= Exercise =
Give the listing again exactly, omitting its images.
::::
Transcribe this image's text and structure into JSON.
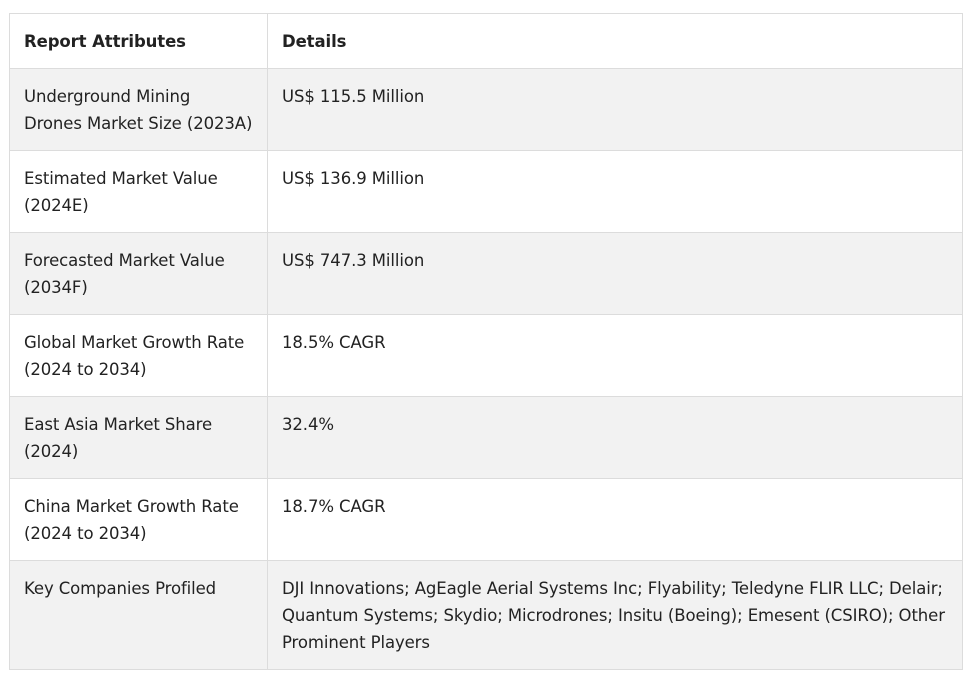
{
  "table": {
    "headers": [
      "Report Attributes",
      "Details"
    ],
    "rows": [
      {
        "attribute": "Underground Mining Drones Market Size (2023A)",
        "detail": "US$ 115.5 Million"
      },
      {
        "attribute": "Estimated Market Value (2024E)",
        "detail": "US$ 136.9 Million"
      },
      {
        "attribute": "Forecasted Market Value (2034F)",
        "detail": "US$ 747.3 Million"
      },
      {
        "attribute": "Global Market Growth Rate (2024 to 2034)",
        "detail": "18.5% CAGR"
      },
      {
        "attribute": "East Asia Market Share (2024)",
        "detail": "32.4%"
      },
      {
        "attribute": "China Market Growth Rate (2024 to 2034)",
        "detail": "18.7% CAGR"
      },
      {
        "attribute": "Key Companies Profiled",
        "detail": "DJI Innovations; AgEagle Aerial Systems Inc; Flyability; Teledyne FLIR LLC; Delair; Quantum Systems; Skydio; Microdrones; Insitu (Boeing); Emesent (CSIRO); Other Prominent Players"
      }
    ]
  }
}
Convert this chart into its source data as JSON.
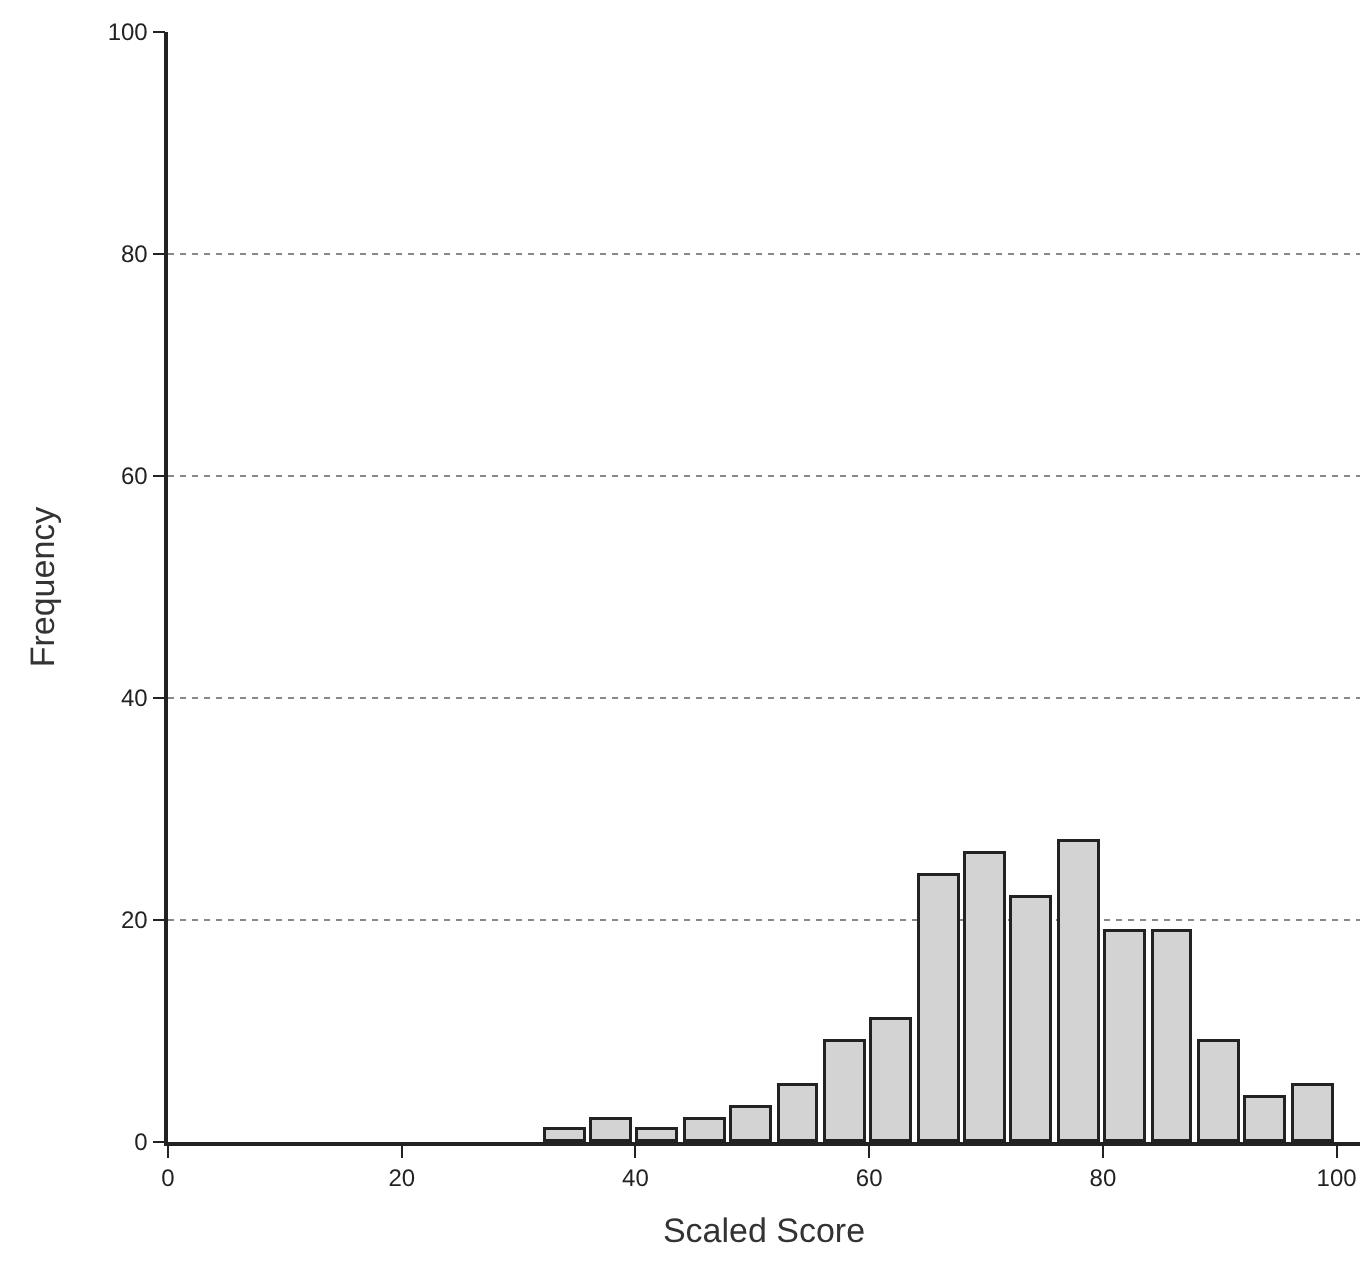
{
  "chart_data": {
    "type": "histogram",
    "xlabel": "Scaled Score",
    "ylabel": "Frequency",
    "bins": [
      32,
      36,
      40,
      44,
      48,
      52,
      56,
      60,
      64,
      68,
      72,
      76,
      80,
      84,
      88,
      92,
      96,
      100
    ],
    "values": [
      1,
      2,
      1,
      2,
      3,
      5,
      9,
      11,
      24,
      26,
      22,
      27,
      19,
      19,
      9,
      4,
      5
    ],
    "color": "#d3d3d3",
    "xlim": [
      0,
      102
    ],
    "xticks": [
      0,
      20,
      40,
      60,
      80,
      100
    ],
    "ylim": [
      0,
      100
    ],
    "yticks": [
      0,
      20,
      40,
      60,
      80,
      100
    ],
    "grid": "y",
    "legend": false
  }
}
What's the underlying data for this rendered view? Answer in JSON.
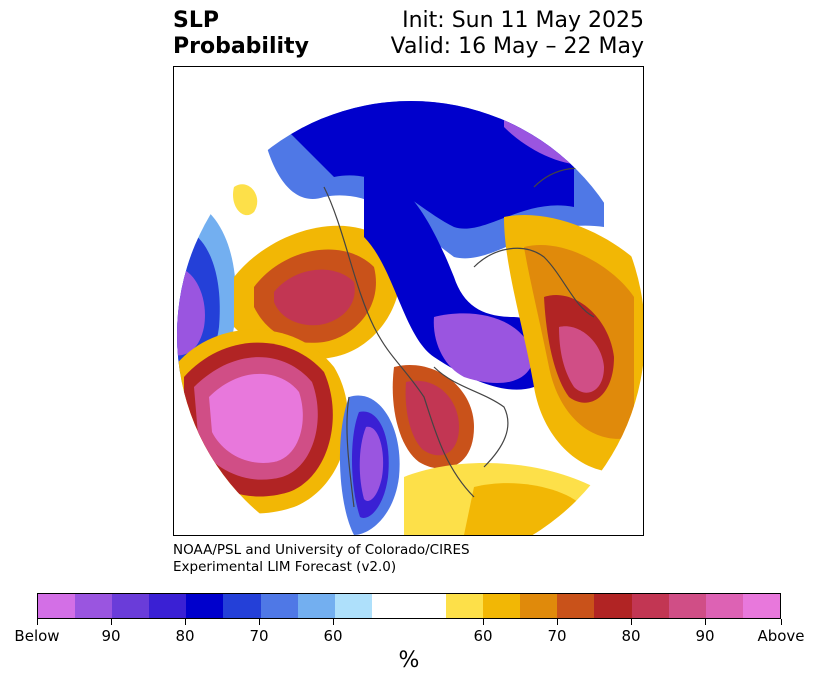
::::
= Reply to the task =
Transcribe this image's text and structure into JSON.
{
  "table": {
    "headers": [
      "Report Attributes",
      "Details"
    ],
    "rows": [
      {
        "attribute": "Underground Mining Drones Market Size (2023A)",
        "detail": "US$ 115.5 Million"
      },
      {
        "attribute": "Estimated Market Value (2024E)",
        "detail": "US$ 136.9 Million"
      },
      {
        "attribute": "Forecasted Market Value (2034F)",
        "detail": "US$ 747.3 Million"
      },
      {
        "attribute": "Global Market Growth Rate (2024 to 2034)",
        "detail": "18.5% CAGR"
      },
      {
        "attribute": "East Asia Market Share (2024)",
        "detail": "32.4%"
      },
      {
        "attribute": "China Market Growth Rate (2024 to 2034)",
        "detail": "18.7% CAGR"
      },
      {
        "attribute": "Key Companies Profiled",
        "detail": "DJI Innovations; AgEagle Aerial Systems Inc; Flyability; Teledyne FLIR LLC; Delair; Quantum Systems; Skydio; Microdrones; Insitu (Boeing); Emesent (CSIRO); Other Prominent Players"
      }
    ]
  }
}
Convert this chart into its source data as JSON.
{
  "chart_data": {
    "type": "histogram",
    "xlabel": "Scaled Score",
    "ylabel": "Frequency",
    "bins": [
      32,
      36,
      40,
      44,
      48,
      52,
      56,
      60,
      64,
      68,
      72,
      76,
      80,
      84,
      88,
      92,
      96,
      100
    ],
    "values": [
      1,
      2,
      1,
      2,
      3,
      5,
      9,
      11,
      24,
      26,
      22,
      27,
      19,
      19,
      9,
      4,
      5
    ],
    "color": "#d3d3d3",
    "xlim": [
      0,
      102
    ],
    "xticks": [
      0,
      20,
      40,
      60,
      80,
      100
    ],
    "ylim": [
      0,
      100
    ],
    "yticks": [
      0,
      20,
      40,
      60,
      80,
      100
    ],
    "grid": "y",
    "legend": false
  }
}
What's the underlying data for this rendered view? Answer in JSON.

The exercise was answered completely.